[Extracted data entries]

>> START

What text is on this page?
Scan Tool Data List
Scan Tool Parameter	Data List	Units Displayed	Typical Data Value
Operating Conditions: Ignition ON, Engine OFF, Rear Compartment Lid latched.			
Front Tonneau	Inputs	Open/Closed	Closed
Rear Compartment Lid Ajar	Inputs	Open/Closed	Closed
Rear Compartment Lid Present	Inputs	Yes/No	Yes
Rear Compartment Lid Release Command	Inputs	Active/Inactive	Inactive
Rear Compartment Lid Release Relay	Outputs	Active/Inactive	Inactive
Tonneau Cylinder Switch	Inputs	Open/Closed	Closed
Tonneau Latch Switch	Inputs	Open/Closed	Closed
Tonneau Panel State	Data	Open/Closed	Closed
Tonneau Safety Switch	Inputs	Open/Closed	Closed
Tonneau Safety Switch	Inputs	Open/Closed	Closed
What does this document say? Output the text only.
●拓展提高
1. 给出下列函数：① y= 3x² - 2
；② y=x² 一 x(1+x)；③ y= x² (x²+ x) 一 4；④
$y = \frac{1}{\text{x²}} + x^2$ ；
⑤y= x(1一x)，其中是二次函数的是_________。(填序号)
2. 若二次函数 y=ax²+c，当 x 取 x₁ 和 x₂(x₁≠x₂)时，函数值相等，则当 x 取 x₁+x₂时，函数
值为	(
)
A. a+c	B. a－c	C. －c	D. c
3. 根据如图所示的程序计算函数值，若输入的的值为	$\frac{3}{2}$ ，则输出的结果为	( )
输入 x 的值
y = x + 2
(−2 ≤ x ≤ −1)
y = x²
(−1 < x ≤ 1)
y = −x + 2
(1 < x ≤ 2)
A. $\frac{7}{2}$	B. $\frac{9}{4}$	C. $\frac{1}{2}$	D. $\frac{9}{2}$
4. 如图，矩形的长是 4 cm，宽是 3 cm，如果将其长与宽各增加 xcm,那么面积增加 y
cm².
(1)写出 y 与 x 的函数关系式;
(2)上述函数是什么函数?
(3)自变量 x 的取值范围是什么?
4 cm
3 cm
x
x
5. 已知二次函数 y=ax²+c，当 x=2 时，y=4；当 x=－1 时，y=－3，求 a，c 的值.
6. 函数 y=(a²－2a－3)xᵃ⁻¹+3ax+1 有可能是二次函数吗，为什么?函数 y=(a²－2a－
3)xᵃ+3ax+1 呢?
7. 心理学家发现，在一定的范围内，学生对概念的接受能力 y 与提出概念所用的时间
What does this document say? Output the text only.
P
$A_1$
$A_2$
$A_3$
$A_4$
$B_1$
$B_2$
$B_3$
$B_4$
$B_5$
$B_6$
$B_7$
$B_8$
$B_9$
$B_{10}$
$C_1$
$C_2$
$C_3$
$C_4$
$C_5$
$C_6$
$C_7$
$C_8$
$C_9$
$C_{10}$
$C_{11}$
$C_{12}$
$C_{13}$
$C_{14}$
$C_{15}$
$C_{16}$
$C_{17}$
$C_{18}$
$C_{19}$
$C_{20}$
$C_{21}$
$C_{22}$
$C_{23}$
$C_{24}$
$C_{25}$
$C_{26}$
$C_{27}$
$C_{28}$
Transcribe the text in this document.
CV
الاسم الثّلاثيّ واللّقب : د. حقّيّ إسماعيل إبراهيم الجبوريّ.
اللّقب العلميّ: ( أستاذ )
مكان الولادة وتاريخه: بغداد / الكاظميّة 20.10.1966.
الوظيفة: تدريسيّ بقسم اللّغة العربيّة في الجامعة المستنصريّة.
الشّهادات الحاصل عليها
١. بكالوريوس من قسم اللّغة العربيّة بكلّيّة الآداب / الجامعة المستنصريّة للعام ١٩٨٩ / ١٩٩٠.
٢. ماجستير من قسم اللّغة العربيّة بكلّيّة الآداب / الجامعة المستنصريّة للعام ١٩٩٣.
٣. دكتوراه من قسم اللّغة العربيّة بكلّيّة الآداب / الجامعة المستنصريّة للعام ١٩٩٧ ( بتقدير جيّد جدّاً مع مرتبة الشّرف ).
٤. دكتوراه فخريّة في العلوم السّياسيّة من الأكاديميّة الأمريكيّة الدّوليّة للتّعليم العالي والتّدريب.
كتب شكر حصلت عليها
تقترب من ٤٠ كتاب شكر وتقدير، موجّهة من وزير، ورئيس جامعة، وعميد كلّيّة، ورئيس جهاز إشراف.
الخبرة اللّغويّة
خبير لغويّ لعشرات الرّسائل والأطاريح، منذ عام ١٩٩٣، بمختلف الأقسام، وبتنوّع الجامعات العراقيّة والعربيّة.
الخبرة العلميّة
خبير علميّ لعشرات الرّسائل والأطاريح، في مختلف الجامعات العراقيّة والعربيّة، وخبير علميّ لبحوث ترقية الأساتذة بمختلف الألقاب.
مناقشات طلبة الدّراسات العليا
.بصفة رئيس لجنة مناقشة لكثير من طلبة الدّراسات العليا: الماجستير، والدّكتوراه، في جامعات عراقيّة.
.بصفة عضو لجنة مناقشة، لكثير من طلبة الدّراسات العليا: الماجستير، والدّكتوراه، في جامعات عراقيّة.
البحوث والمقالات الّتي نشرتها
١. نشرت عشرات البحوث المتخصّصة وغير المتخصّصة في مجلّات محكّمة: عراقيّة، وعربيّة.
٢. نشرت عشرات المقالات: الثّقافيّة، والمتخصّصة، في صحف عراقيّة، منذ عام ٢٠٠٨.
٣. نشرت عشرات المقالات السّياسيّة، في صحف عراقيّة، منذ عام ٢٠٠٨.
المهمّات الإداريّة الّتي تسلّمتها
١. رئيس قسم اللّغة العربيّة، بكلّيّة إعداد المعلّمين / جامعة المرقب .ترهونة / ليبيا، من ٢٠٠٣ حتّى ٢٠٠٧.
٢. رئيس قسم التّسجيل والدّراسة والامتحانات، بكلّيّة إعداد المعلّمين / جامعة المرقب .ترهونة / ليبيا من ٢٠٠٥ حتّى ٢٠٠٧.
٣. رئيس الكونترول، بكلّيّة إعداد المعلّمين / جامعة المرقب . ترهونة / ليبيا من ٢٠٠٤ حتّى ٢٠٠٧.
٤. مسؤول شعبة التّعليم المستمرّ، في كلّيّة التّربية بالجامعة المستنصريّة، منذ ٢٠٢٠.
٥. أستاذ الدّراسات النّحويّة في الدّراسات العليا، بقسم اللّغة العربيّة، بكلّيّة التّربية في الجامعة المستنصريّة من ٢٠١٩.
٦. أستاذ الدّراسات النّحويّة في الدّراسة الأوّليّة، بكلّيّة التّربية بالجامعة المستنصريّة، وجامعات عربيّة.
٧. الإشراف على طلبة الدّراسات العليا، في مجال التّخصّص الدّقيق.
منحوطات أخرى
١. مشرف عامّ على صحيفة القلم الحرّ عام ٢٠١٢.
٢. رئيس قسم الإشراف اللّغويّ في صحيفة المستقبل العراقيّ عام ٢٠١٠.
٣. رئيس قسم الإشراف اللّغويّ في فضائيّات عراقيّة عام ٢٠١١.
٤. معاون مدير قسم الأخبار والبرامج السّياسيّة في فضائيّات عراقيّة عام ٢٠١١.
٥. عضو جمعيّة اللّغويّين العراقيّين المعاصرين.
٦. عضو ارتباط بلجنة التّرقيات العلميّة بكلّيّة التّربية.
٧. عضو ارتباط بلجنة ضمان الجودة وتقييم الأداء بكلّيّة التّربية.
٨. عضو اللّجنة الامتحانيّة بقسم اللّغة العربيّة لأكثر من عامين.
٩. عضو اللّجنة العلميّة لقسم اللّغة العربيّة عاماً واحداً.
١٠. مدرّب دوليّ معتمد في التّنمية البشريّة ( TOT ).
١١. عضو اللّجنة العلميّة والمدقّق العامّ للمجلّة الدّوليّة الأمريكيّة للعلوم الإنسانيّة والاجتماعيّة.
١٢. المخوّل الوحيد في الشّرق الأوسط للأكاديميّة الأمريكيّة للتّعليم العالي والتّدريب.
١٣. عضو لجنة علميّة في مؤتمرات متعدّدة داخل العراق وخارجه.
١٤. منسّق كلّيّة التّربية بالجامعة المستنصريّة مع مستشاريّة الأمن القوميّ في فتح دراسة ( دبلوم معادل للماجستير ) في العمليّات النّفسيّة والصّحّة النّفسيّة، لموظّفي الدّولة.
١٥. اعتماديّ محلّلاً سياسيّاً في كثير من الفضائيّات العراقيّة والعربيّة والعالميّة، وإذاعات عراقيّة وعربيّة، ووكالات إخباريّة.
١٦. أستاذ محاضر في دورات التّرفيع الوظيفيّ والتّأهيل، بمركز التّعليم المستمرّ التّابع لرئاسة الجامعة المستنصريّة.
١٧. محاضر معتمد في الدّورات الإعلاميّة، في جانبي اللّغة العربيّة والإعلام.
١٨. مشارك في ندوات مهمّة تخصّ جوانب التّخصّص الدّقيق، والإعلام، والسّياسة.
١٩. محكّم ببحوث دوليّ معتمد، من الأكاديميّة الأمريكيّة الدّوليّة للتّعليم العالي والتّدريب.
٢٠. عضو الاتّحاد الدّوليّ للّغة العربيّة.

>> END

▶ **Aim**
Locate and copy each line in the data above that includes the word "دكتوراه".

▶ **Response**
٣. دكتوراه من قسم اللّغة العربيّة بكلّيّة الآداب / الجامعة المستنصريّة للعام ١٩٩٧ ( بتقدير جيّد جدّاً مع مرتبة الشّرف ).
٤. دكتوراه فخريّة في العلوم السّياسيّة من الأكاديميّة الأمريكيّة الدّوليّة للتّعليم العالي والتّدريب.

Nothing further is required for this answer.